TASK BRIEF:
In the data that follows, count every line holding the string "Studj" and give the count alone.
++++++++++++++++++++
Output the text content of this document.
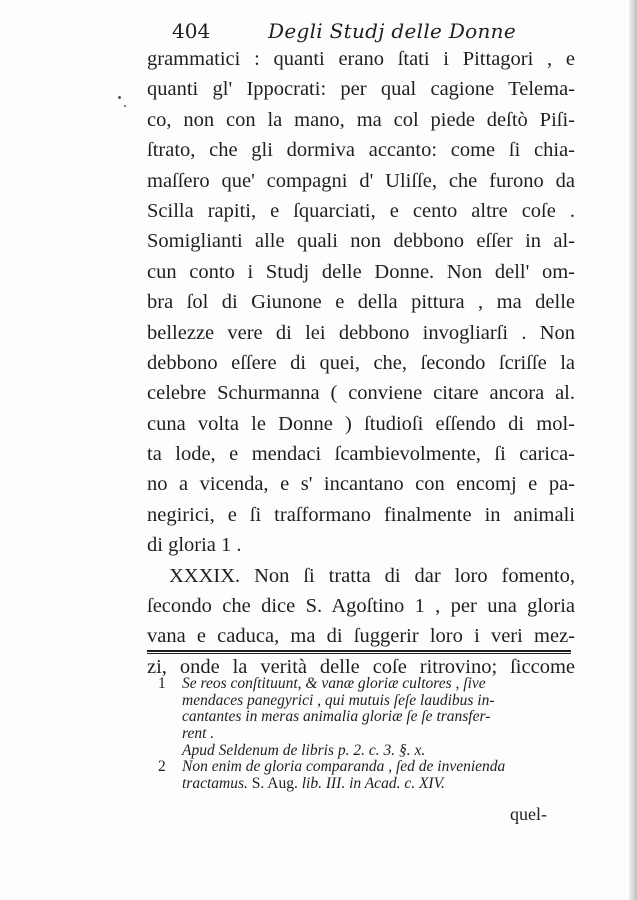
404	Degli Studj delle Donne
grammatici : quanti erano ſtati i Pittagori , e
quanti gl' Ippocrati: per qual cagione Telema-
co, non con la mano, ma col piede deſtò Piſi-
ſtrato, che gli dormiva accanto: come ſi chia-
maſſero que' compagni d' Uliſſe, che furono da
Scilla rapiti, e ſquarciati, e cento altre coſe .
Somiglianti alle quali non debbono eſſer in al-
cun conto i Studj delle Donne. Non dell' om-
bra ſol di Giunone e della pittura , ma delle
bellezze vere di lei debbono invogliarſi . Non
debbono eſſere di quei, che, ſecondo ſcriſſe la
celebre Schurmanna ( conviene citare ancora al.
cuna volta le Donne ) ſtudioſi eſſendo di mol-
ta lode, e mendaci ſcambievolmente, ſi carica-
no a vicenda, e s' incantano con encomj e pa-
negirici, e ſi traſformano finalmente in animali
di gloria 1 .
XXXIX. Non ſi tratta di dar loro fomento,
ſecondo che dice S. Agoſtino 1 , per una gloria
vana e caduca, ma di ſuggerir loro i veri mez-
zi, onde la verità delle coſe ritrovino; ſiccome
1 Se reos conſtituunt, & vanæ gloriæ cultores , ſive
mendaces panegyrici , qui mutuis ſeſe laudibus in-
cantantes in meras animalia gloriæ ſe ſe transfer-
rent .
Apud Seldenum de libris p. 2. c. 3. §. x.
2 Non enim de gloria comparanda , ſed de invenienda
tractamus. S. Aug. lib. III. in Acad. c. XIV.
quel-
++++++++++++++++++++
RESULT FOR THIS EXERCISE:
2